[Dataset items]
* BEGIN *
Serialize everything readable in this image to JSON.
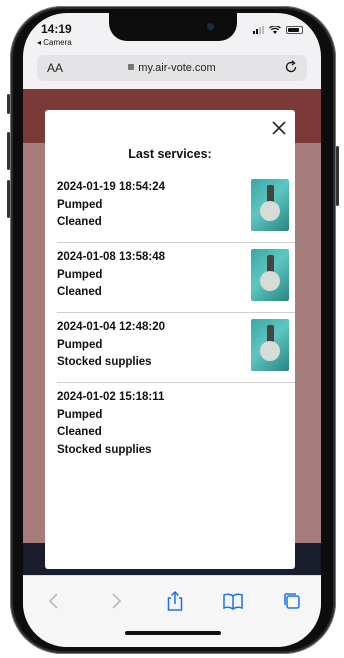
{
  "status_bar": {
    "time": "14:19",
    "back_app": "◂ Camera"
  },
  "browser": {
    "text_size_label": "AA",
    "url": "my.air-vote.com"
  },
  "modal": {
    "title": "Last services:",
    "services": [
      {
        "timestamp": "2024-01-19 18:54:24",
        "actions": [
          "Pumped",
          "Cleaned"
        ],
        "has_photo": true
      },
      {
        "timestamp": "2024-01-08 13:58:48",
        "actions": [
          "Pumped",
          "Cleaned"
        ],
        "has_photo": true
      },
      {
        "timestamp": "2024-01-04 12:48:20",
        "actions": [
          "Pumped",
          "Stocked supplies"
        ],
        "has_photo": true
      },
      {
        "timestamp": "2024-01-02 15:18:11",
        "actions": [
          "Pumped",
          "Cleaned",
          "Stocked supplies"
        ],
        "has_photo": false
      }
    ]
  },
  "toolbar": {
    "icons": [
      "back-icon",
      "forward-icon",
      "share-icon",
      "bookmarks-icon",
      "tabs-icon"
    ]
  },
  "colors": {
    "page_header": "#7b3a38",
    "page_body": "#a67d7a",
    "thumbnail_teal": "#3aa7a3"
  }
}
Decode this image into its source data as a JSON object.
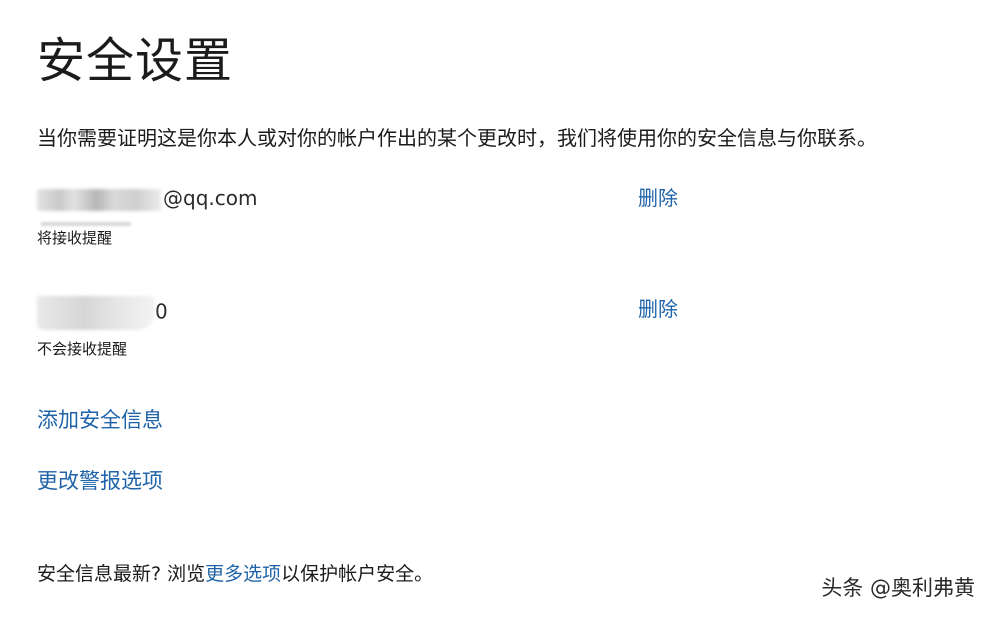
{
  "page": {
    "title": "安全设置",
    "description": "当你需要证明这是你本人或对你的帐户作出的某个更改时，我们将使用你的安全信息与你联系。"
  },
  "security_info": [
    {
      "contact_suffix": "@qq.com",
      "status": "将接收提醒",
      "delete_label": "删除"
    },
    {
      "contact_suffix": "0",
      "status": "不会接收提醒",
      "delete_label": "删除"
    }
  ],
  "links": {
    "add_info": "添加安全信息",
    "change_alerts": "更改警报选项"
  },
  "footer": {
    "prefix": "安全信息最新? 浏览",
    "link": "更多选项",
    "suffix": "以保护帐户安全。"
  },
  "watermark": "头条 @奥利弗黄"
}
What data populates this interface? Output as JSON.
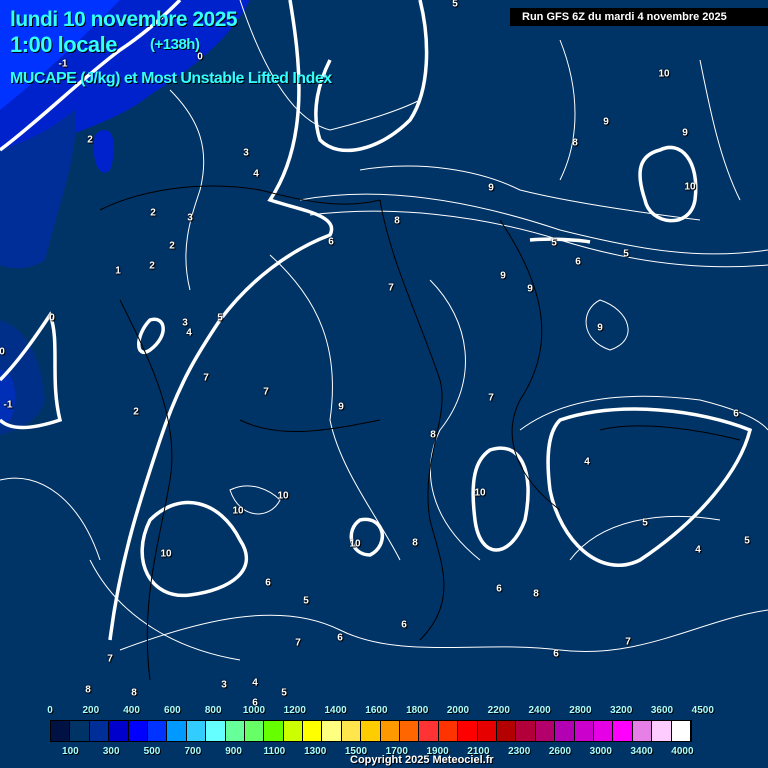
{
  "header": {
    "date": "lundi 10 novembre 2025",
    "time": "1:00 locale",
    "lead": "(+138h)",
    "parameter": "MUCAPE (J/kg) et Most Unstable Lifted Index",
    "run": "Run GFS 6Z du mardi 4 novembre 2025"
  },
  "contour_labels": [
    "5",
    "0",
    "-1",
    "2",
    "3",
    "4",
    "2",
    "3",
    "2",
    "1",
    "2",
    "0",
    "0",
    "-1",
    "3",
    "4",
    "5",
    "7",
    "2",
    "6",
    "8",
    "7",
    "9",
    "8",
    "9",
    "10",
    "9",
    "10",
    "5",
    "6",
    "5",
    "9",
    "9",
    "7",
    "9",
    "7",
    "9",
    "8",
    "6",
    "4",
    "5",
    "10",
    "10",
    "10",
    "10",
    "8",
    "6",
    "8",
    "5",
    "4",
    "5",
    "6",
    "7",
    "6",
    "7",
    "6",
    "10",
    "6",
    "8",
    "8",
    "7",
    "3",
    "4",
    "5",
    "6",
    "4"
  ],
  "legend": {
    "colors": [
      "#001144",
      "#003366",
      "#002e99",
      "#0000cc",
      "#0000ff",
      "#0033ff",
      "#0099ff",
      "#33ccff",
      "#66ffff",
      "#66ff99",
      "#66ff66",
      "#66ff00",
      "#ccff00",
      "#ffff00",
      "#ffff80",
      "#ffe64d",
      "#ffcc00",
      "#ff9900",
      "#ff6600",
      "#ff3333",
      "#ff3300",
      "#ff0000",
      "#e60000",
      "#b30000",
      "#b3003b",
      "#b3006b",
      "#b300b3",
      "#cc00cc",
      "#e600e6",
      "#ff00ff",
      "#e680e6",
      "#ffccff",
      "#ffffff"
    ],
    "top_ticks": [
      "0",
      "200",
      "400",
      "600",
      "800",
      "1000",
      "1200",
      "1400",
      "1600",
      "1800",
      "2000",
      "2200",
      "2400",
      "2800",
      "3200",
      "3600",
      "4500"
    ],
    "bottom_ticks": [
      "100",
      "300",
      "500",
      "700",
      "900",
      "1100",
      "1300",
      "1500",
      "1700",
      "1900",
      "2100",
      "2300",
      "2600",
      "3000",
      "3400",
      "4000"
    ]
  },
  "copyright": "Copyright 2025 Meteociel.fr"
}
* END *
## EXERCISE DETAILS
Repeat each entry above word for word, leaving every picture out.

## FINISHED ANSWER
Serialize everything readable in this image to JSON.
{
  "status_bar": {
    "time": "14:19",
    "back_app": "◂ Camera"
  },
  "browser": {
    "text_size_label": "AA",
    "url": "my.air-vote.com"
  },
  "modal": {
    "title": "Last services:",
    "services": [
      {
        "timestamp": "2024-01-19 18:54:24",
        "actions": [
          "Pumped",
          "Cleaned"
        ],
        "has_photo": true
      },
      {
        "timestamp": "2024-01-08 13:58:48",
        "actions": [
          "Pumped",
          "Cleaned"
        ],
        "has_photo": true
      },
      {
        "timestamp": "2024-01-04 12:48:20",
        "actions": [
          "Pumped",
          "Stocked supplies"
        ],
        "has_photo": true
      },
      {
        "timestamp": "2024-01-02 15:18:11",
        "actions": [
          "Pumped",
          "Cleaned",
          "Stocked supplies"
        ],
        "has_photo": false
      }
    ]
  },
  "toolbar": {
    "icons": [
      "back-icon",
      "forward-icon",
      "share-icon",
      "bookmarks-icon",
      "tabs-icon"
    ]
  },
  "colors": {
    "page_header": "#7b3a38",
    "page_body": "#a67d7a",
    "thumbnail_teal": "#3aa7a3"
  }
}
Decode this image into its source data as a JSON object.
{
  "page": {
    "title": "安全设置",
    "description": "当你需要证明这是你本人或对你的帐户作出的某个更改时，我们将使用你的安全信息与你联系。"
  },
  "security_info": [
    {
      "contact_suffix": "@qq.com",
      "status": "将接收提醒",
      "delete_label": "删除"
    },
    {
      "contact_suffix": "0",
      "status": "不会接收提醒",
      "delete_label": "删除"
    }
  ],
  "links": {
    "add_info": "添加安全信息",
    "change_alerts": "更改警报选项"
  },
  "footer": {
    "prefix": "安全信息最新? 浏览",
    "link": "更多选项",
    "suffix": "以保护帐户安全。"
  },
  "watermark": "头条 @奥利弗黄"
}
What data populates this interface? Output as JSON.
{
  "header": {
    "date": "lundi 10 novembre 2025",
    "time": "1:00 locale",
    "lead": "(+138h)",
    "parameter": "MUCAPE (J/kg) et Most Unstable Lifted Index",
    "run": "Run GFS 6Z du mardi 4 novembre 2025"
  },
  "contour_labels": [
    "5",
    "0",
    "-1",
    "2",
    "3",
    "4",
    "2",
    "3",
    "2",
    "1",
    "2",
    "0",
    "0",
    "-1",
    "3",
    "4",
    "5",
    "7",
    "2",
    "6",
    "8",
    "7",
    "9",
    "8",
    "9",
    "10",
    "9",
    "10",
    "5",
    "6",
    "5",
    "9",
    "9",
    "7",
    "9",
    "7",
    "9",
    "8",
    "6",
    "4",
    "5",
    "10",
    "10",
    "10",
    "10",
    "8",
    "6",
    "8",
    "5",
    "4",
    "5",
    "6",
    "7",
    "6",
    "7",
    "6",
    "10",
    "6",
    "8",
    "8",
    "7",
    "3",
    "4",
    "5",
    "6",
    "4"
  ],
  "legend": {
    "colors": [
      "#001144",
      "#003366",
      "#002e99",
      "#0000cc",
      "#0000ff",
      "#0033ff",
      "#0099ff",
      "#33ccff",
      "#66ffff",
      "#66ff99",
      "#66ff66",
      "#66ff00",
      "#ccff00",
      "#ffff00",
      "#ffff80",
      "#ffe64d",
      "#ffcc00",
      "#ff9900",
      "#ff6600",
      "#ff3333",
      "#ff3300",
      "#ff0000",
      "#e60000",
      "#b30000",
      "#b3003b",
      "#b3006b",
      "#b300b3",
      "#cc00cc",
      "#e600e6",
      "#ff00ff",
      "#e680e6",
      "#ffccff",
      "#ffffff"
    ],
    "top_ticks": [
      "0",
      "200",
      "400",
      "600",
      "800",
      "1000",
      "1200",
      "1400",
      "1600",
      "1800",
      "2000",
      "2200",
      "2400",
      "2800",
      "3200",
      "3600",
      "4500"
    ],
    "bottom_ticks": [
      "100",
      "300",
      "500",
      "700",
      "900",
      "1100",
      "1300",
      "1500",
      "1700",
      "1900",
      "2100",
      "2300",
      "2600",
      "3000",
      "3400",
      "4000"
    ]
  },
  "copyright": "Copyright 2025 Meteociel.fr"
}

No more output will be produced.